EXERCISE DESCRIPTION:
Compile every line that includes the word "root".

DATA ROWS:
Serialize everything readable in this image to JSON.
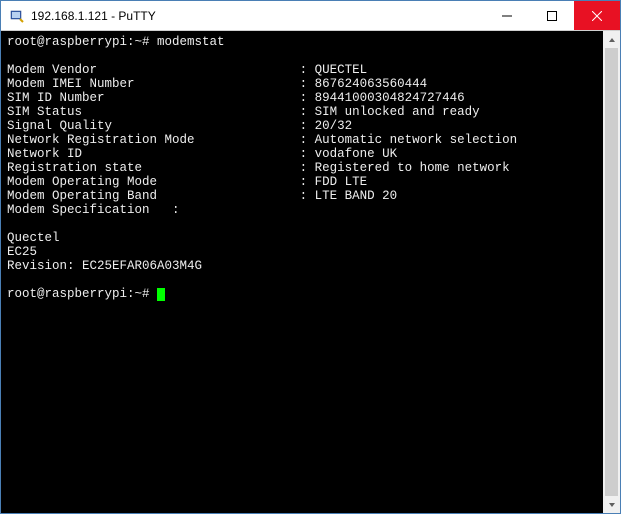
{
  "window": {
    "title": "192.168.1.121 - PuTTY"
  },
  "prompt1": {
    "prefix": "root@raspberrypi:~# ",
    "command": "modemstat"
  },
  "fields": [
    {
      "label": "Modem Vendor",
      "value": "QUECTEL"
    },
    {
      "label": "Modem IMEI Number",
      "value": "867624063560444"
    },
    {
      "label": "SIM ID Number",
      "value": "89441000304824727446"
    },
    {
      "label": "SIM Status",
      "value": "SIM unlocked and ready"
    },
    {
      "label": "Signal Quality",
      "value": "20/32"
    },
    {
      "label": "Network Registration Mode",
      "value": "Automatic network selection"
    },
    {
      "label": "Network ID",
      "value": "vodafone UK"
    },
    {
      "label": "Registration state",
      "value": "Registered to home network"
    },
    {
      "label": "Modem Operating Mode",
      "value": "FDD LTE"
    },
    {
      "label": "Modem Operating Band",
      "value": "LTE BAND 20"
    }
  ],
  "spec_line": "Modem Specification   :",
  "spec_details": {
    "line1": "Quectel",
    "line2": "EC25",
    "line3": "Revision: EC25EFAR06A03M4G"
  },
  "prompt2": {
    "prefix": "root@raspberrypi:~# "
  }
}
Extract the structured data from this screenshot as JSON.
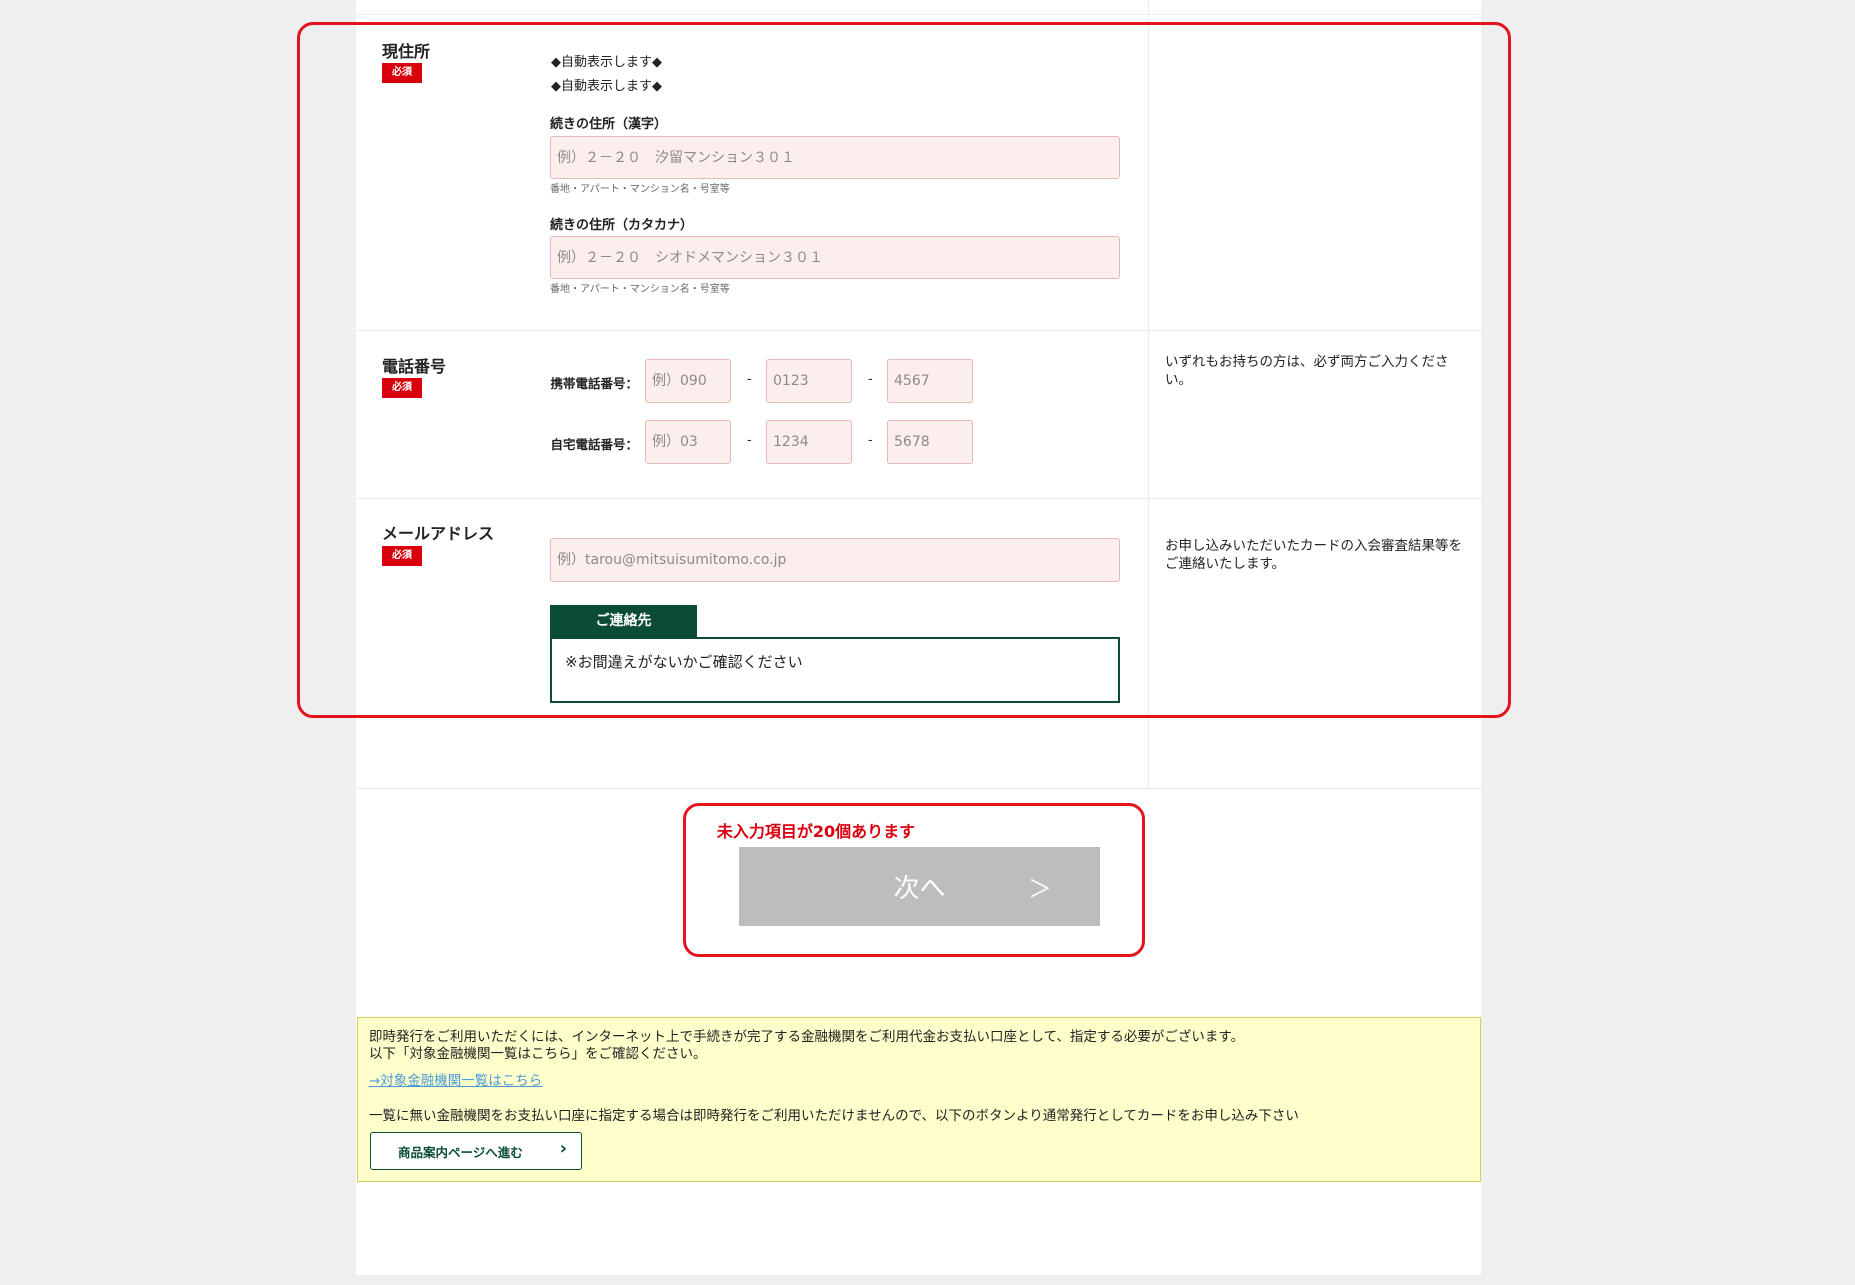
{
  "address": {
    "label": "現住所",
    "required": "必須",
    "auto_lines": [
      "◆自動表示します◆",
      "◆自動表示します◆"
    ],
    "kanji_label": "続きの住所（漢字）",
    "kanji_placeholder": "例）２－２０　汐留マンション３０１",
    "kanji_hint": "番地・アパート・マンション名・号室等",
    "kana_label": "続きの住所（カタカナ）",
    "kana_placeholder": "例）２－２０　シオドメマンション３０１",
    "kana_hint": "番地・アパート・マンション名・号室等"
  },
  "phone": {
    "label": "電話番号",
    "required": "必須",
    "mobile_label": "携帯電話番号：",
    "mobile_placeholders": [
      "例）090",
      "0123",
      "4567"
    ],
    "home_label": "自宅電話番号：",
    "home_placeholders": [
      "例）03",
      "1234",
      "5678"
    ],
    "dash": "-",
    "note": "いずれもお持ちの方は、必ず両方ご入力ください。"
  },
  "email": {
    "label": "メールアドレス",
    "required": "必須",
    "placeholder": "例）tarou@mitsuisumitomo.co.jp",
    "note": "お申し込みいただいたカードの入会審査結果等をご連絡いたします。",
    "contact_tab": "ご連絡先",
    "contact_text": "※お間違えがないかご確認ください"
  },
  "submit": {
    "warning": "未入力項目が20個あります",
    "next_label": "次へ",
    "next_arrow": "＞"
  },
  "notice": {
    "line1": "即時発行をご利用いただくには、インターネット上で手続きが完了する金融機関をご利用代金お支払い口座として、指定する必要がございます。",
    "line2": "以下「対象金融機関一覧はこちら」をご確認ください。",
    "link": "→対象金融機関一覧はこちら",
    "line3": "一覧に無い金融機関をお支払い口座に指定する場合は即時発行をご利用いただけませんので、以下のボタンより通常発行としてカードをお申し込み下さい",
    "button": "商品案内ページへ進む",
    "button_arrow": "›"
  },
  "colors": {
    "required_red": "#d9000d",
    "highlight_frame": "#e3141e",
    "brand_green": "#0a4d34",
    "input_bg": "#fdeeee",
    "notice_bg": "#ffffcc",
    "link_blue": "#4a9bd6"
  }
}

* * *

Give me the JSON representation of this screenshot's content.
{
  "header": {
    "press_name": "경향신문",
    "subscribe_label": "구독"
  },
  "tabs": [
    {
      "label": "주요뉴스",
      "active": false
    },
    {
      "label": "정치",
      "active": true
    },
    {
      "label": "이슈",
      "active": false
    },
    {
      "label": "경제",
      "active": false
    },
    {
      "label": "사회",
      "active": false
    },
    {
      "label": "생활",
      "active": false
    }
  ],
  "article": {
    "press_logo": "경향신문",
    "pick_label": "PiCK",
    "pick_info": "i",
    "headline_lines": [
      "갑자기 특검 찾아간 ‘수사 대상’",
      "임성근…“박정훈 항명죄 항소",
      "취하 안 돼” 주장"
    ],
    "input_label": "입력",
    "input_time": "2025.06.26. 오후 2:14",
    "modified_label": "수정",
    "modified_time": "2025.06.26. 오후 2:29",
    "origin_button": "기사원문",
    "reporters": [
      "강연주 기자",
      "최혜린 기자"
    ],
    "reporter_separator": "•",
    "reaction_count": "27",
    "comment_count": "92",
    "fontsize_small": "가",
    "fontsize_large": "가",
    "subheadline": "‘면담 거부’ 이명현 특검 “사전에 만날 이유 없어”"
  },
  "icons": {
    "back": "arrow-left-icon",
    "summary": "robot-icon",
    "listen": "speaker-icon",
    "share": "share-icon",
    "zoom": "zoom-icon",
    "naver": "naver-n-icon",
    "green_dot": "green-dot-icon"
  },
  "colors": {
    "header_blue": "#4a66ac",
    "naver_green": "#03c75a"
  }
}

RESULT OF THIS TASK:
    "prefix": "root@raspberrypi:~# ",
    "prefix": "root@raspberrypi:~# "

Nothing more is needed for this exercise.